[DATASET EXCERPTS]:
'''

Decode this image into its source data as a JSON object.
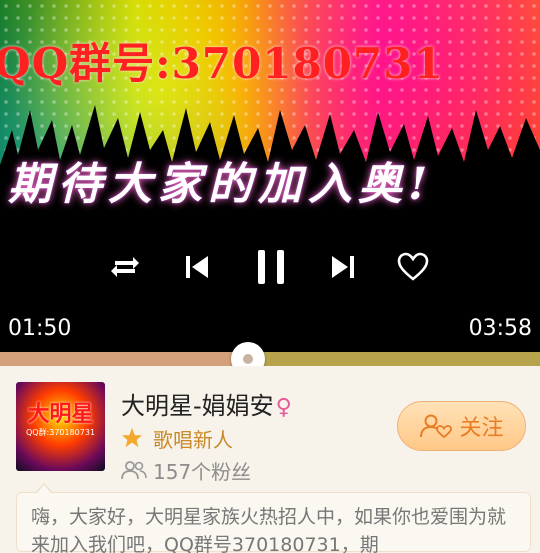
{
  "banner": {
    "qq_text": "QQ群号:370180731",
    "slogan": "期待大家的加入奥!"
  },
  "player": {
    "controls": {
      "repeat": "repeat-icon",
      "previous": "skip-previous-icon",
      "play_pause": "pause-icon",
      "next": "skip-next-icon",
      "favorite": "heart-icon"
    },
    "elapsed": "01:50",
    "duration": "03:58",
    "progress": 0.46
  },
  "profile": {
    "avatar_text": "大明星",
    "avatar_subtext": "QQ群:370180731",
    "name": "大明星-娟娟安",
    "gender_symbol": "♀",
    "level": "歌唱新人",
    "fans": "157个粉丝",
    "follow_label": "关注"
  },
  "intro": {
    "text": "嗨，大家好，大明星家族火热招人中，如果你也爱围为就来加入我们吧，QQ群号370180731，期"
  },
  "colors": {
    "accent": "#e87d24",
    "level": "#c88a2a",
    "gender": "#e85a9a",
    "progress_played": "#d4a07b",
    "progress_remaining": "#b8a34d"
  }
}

'''

Note each line of the entries that has "skip" in it, and copy those lines.

      "previous": "skip-previous-icon",
      "next": "skip-next-icon",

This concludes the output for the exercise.